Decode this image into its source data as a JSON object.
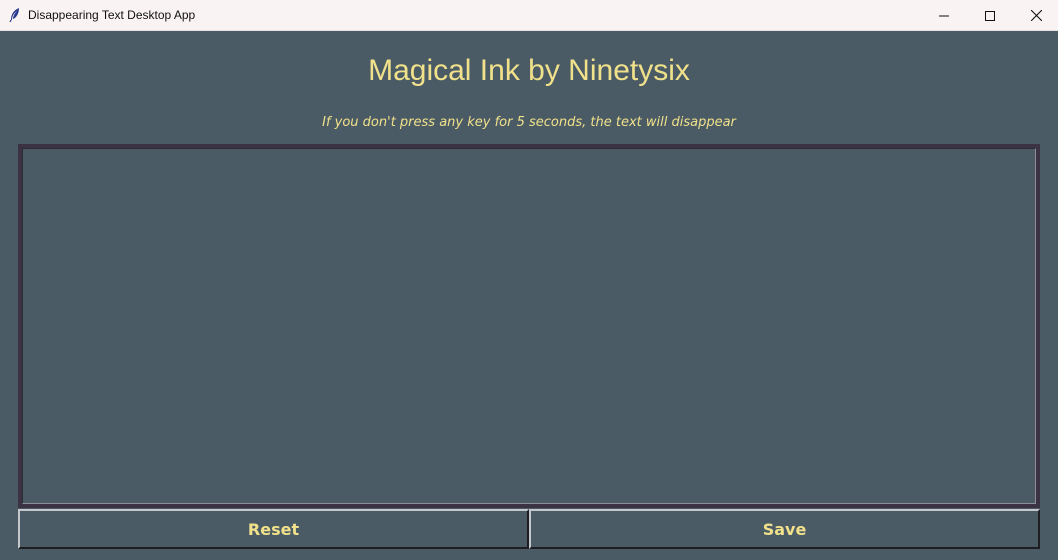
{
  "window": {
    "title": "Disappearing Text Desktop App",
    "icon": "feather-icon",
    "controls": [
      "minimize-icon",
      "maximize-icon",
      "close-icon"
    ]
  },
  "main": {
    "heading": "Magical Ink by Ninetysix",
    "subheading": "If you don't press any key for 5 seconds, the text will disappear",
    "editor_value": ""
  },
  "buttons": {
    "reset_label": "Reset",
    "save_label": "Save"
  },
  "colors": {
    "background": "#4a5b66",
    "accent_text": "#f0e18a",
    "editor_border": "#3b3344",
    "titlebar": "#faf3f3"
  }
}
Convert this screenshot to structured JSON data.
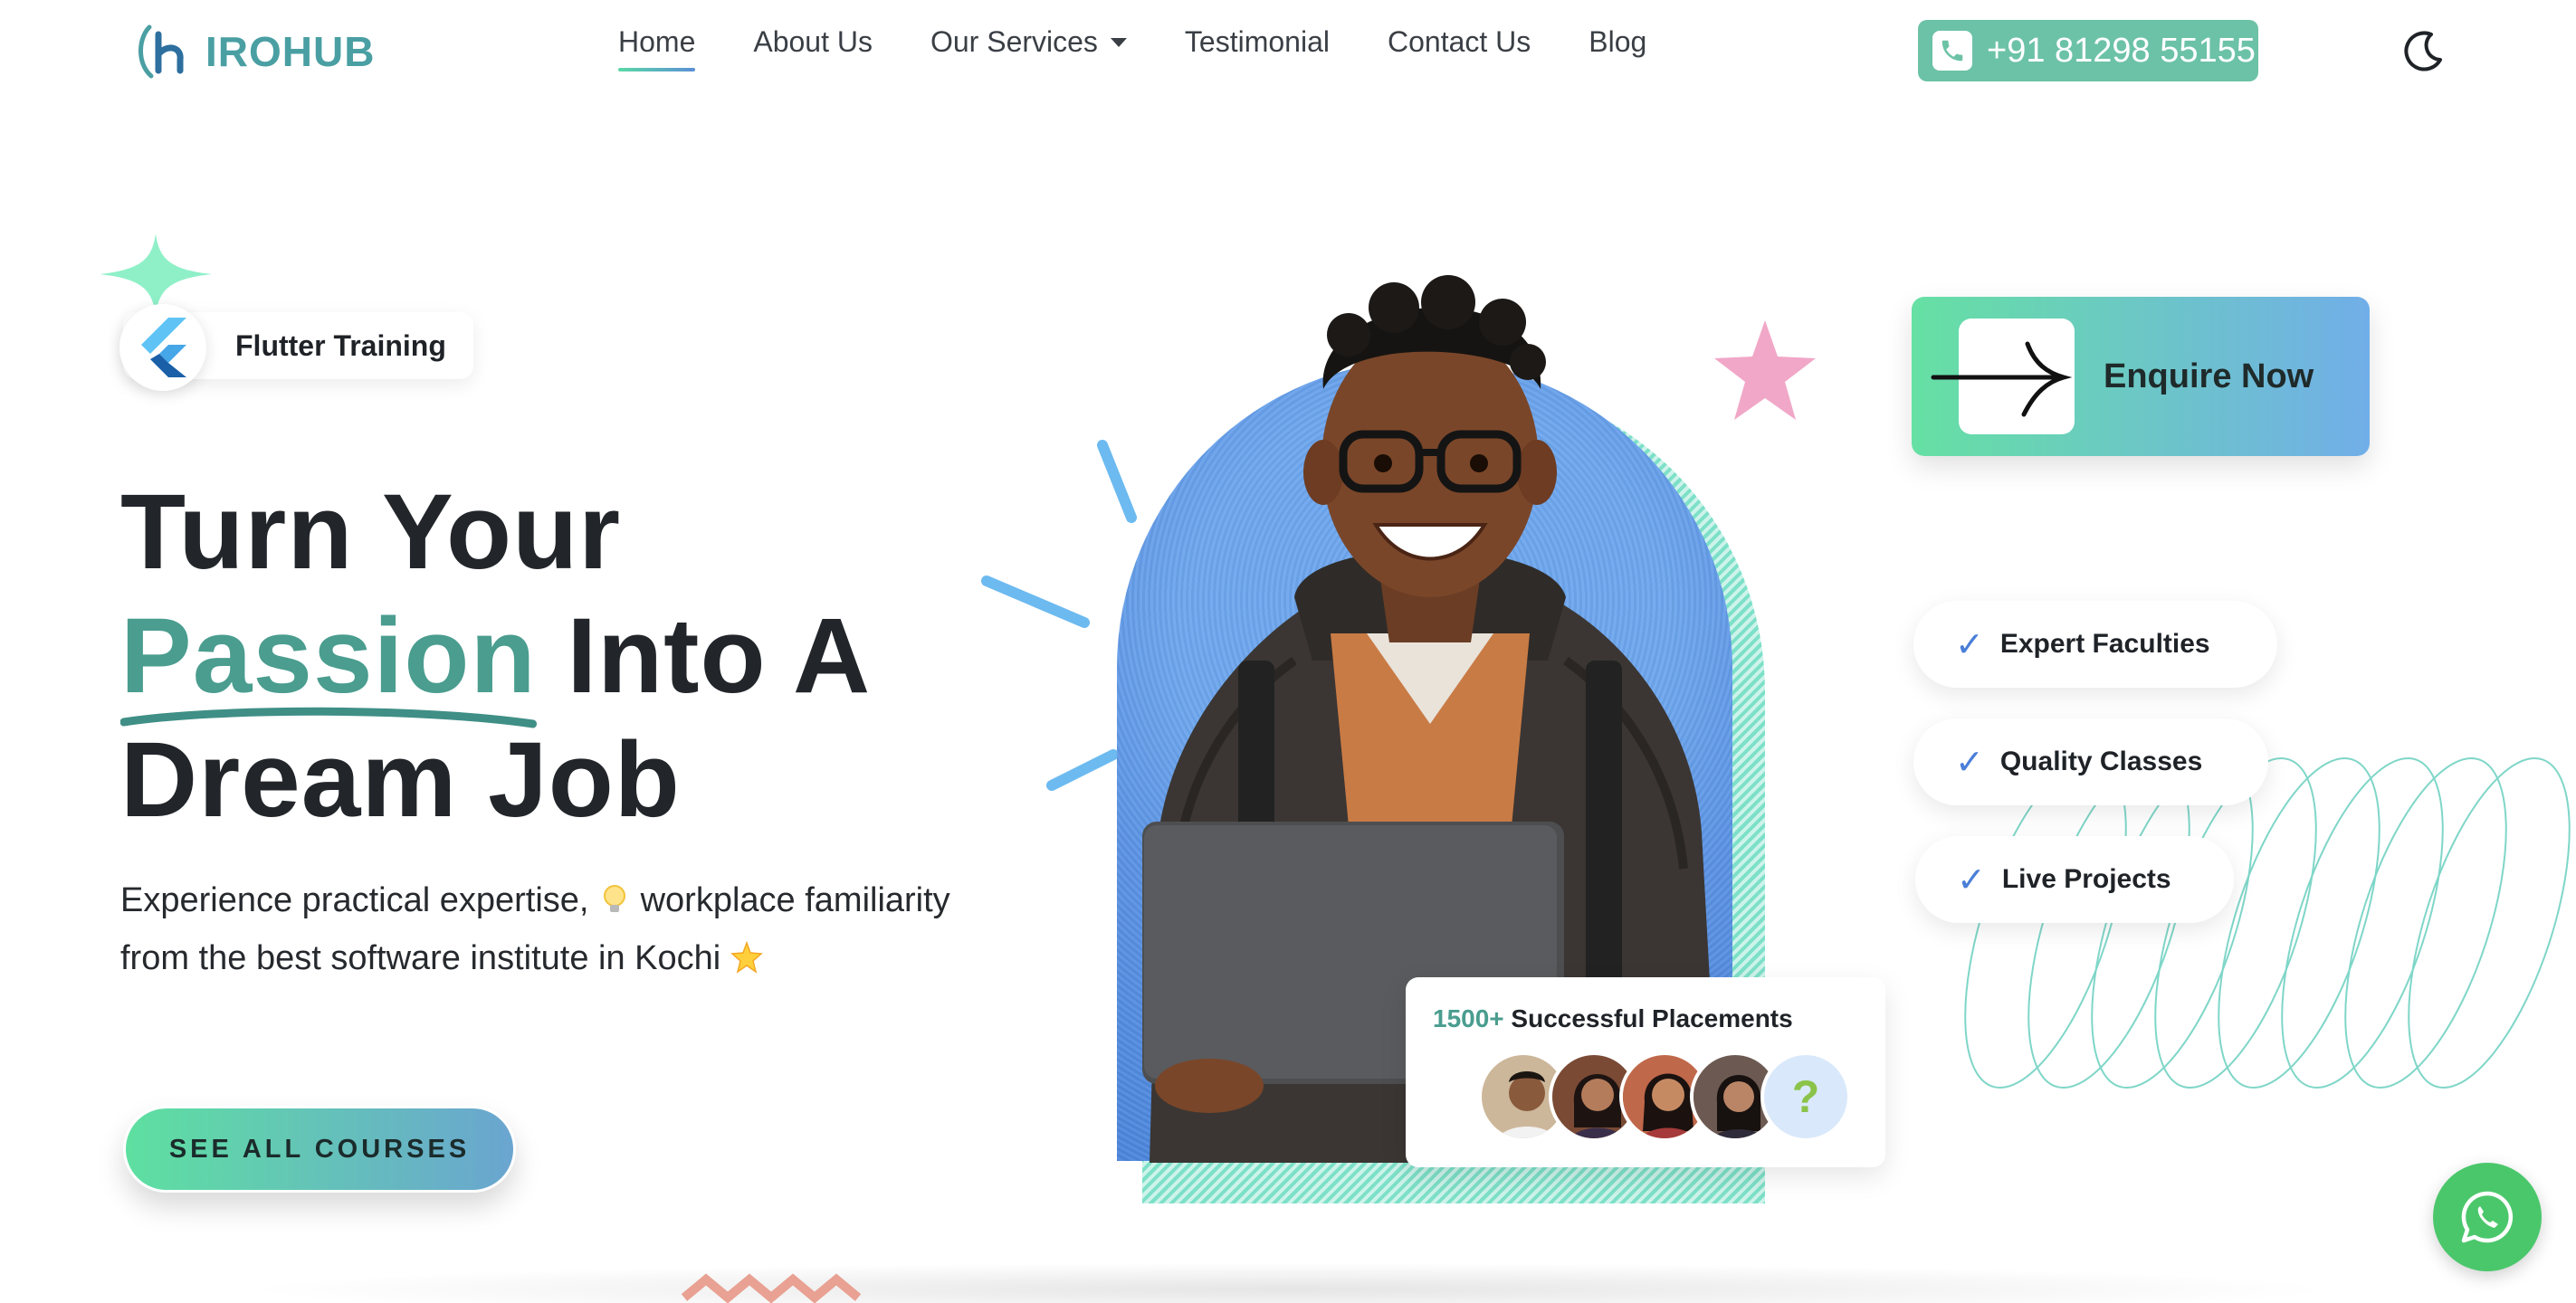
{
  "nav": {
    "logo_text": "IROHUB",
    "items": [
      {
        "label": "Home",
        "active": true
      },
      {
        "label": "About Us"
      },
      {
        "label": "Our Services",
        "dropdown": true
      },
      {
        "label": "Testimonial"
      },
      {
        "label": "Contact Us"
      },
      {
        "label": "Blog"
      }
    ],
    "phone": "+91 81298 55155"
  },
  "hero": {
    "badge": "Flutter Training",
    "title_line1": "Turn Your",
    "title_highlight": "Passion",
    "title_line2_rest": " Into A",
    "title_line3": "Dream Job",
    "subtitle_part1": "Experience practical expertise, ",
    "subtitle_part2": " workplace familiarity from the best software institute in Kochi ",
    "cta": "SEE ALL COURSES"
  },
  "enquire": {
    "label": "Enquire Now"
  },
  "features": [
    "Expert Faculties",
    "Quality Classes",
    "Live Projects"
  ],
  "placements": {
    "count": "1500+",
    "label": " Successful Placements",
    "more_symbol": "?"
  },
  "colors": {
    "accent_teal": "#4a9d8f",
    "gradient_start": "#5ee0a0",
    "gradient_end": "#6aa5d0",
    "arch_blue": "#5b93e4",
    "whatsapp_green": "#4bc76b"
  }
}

--

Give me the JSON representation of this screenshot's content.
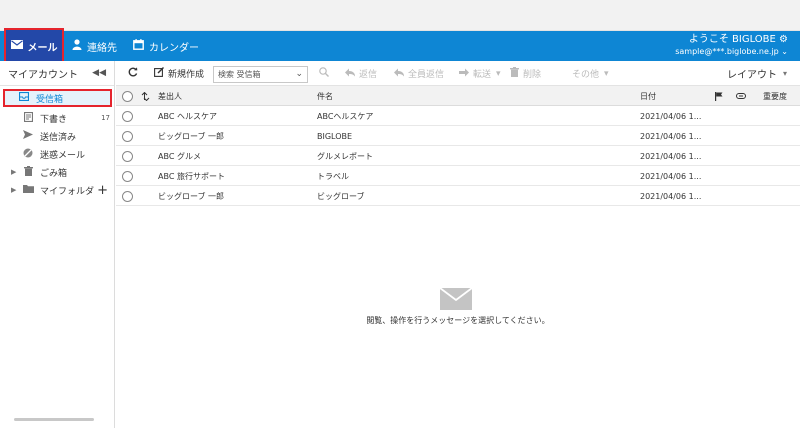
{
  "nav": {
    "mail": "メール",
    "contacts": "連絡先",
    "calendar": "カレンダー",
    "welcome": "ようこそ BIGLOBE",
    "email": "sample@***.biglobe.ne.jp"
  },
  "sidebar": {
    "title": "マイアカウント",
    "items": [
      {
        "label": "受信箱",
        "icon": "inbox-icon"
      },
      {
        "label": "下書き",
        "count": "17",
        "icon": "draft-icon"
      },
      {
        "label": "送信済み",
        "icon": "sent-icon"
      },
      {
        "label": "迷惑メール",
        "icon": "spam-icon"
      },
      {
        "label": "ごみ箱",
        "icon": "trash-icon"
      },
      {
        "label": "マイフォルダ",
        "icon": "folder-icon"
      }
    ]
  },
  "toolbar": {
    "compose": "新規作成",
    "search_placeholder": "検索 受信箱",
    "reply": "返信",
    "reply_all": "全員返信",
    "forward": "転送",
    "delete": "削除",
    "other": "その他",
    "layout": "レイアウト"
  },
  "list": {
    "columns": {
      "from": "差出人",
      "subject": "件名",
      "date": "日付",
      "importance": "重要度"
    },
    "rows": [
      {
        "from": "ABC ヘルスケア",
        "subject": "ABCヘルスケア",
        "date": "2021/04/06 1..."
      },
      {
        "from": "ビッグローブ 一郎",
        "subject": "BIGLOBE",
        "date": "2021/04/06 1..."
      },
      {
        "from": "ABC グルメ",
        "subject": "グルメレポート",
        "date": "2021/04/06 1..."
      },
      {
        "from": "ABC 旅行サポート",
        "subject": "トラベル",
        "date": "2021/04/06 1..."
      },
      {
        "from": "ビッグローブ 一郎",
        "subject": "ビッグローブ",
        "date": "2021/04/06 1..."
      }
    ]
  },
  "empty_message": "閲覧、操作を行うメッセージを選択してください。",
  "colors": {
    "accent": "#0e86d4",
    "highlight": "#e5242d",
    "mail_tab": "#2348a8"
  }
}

...

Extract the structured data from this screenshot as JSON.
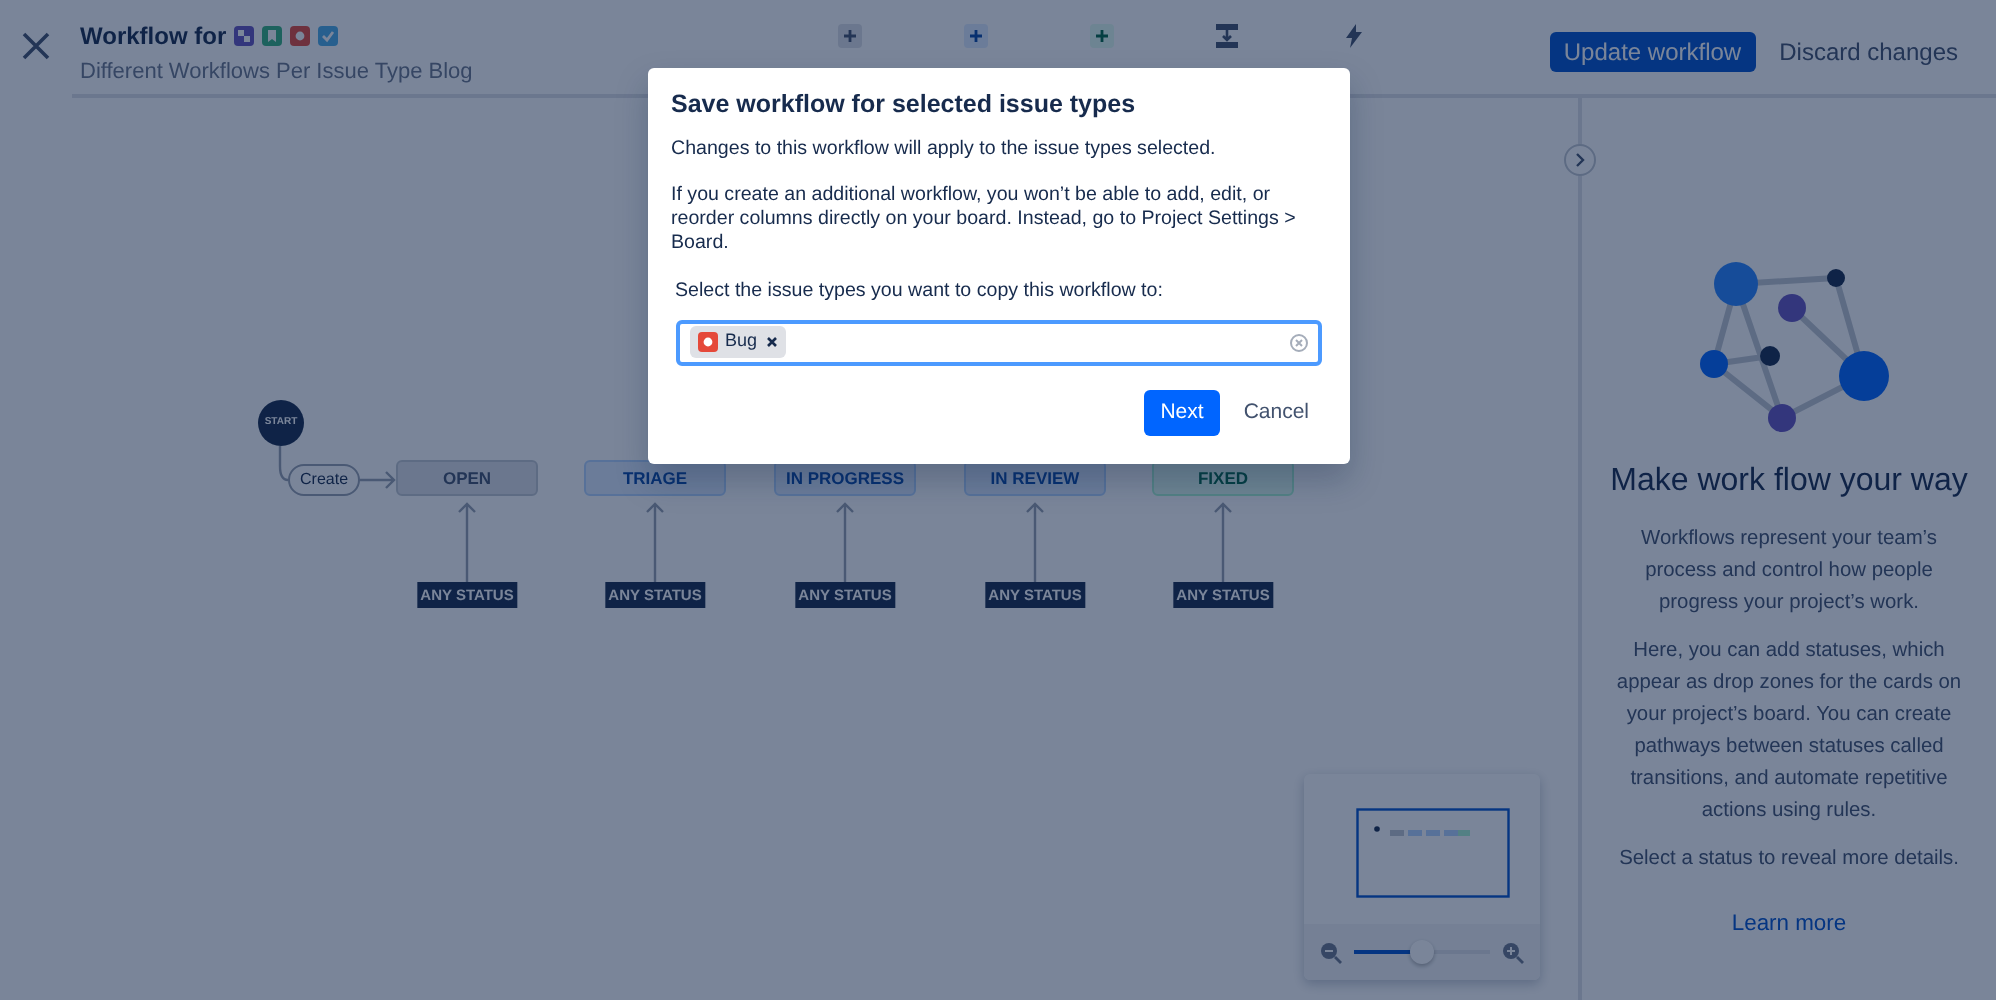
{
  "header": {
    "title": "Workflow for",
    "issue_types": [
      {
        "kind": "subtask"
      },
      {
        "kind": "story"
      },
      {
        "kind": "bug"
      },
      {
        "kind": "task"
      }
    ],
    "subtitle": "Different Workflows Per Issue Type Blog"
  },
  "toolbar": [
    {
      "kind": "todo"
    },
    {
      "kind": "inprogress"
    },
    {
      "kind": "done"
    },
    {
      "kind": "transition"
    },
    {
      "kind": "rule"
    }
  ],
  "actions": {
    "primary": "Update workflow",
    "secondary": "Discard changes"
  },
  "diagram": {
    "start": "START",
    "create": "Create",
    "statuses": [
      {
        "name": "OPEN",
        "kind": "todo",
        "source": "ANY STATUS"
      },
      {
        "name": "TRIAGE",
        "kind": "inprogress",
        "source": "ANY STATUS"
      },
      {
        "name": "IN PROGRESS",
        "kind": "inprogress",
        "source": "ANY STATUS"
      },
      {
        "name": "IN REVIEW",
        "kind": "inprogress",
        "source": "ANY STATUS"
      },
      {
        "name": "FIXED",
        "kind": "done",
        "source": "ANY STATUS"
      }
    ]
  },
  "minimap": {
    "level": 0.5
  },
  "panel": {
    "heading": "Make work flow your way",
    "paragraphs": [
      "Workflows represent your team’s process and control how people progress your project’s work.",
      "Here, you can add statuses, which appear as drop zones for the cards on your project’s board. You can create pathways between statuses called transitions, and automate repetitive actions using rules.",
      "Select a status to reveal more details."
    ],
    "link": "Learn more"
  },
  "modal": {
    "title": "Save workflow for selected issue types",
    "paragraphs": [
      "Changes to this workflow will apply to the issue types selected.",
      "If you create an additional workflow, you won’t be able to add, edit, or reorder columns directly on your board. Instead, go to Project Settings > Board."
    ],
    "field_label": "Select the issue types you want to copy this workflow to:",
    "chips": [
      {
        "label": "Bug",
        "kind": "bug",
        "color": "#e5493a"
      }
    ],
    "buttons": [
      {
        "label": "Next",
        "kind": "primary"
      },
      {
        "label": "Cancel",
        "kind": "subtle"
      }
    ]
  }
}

WHAT YOU WILL DO
Which lines hold the string "Workflows"? List them all.

ANSWER IN FULL
    "subtitle": "Different Workflows Per Issue Type Blog"
      "Workflows represent your team’s process and control how people progress your project’s work.",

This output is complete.